What you should do: Find every line containing the word "series" in the records below; report only how many there are.

━━━ Data shown ━━━

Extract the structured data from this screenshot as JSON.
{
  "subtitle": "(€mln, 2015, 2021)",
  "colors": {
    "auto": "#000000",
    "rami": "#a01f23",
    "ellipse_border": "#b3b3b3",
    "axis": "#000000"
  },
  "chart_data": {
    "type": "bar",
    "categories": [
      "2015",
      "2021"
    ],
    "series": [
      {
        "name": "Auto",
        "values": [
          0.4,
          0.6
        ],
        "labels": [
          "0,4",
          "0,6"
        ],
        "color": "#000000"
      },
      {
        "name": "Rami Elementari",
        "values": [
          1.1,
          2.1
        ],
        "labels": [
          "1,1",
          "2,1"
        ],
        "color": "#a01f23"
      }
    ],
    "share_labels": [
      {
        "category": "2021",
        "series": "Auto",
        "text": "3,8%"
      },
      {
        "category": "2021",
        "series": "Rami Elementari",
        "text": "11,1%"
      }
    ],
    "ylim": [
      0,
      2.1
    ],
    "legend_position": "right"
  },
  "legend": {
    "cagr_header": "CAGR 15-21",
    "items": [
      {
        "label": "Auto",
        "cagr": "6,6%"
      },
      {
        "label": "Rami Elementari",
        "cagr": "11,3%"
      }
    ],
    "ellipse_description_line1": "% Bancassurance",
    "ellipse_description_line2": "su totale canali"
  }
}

━━━

The response: 3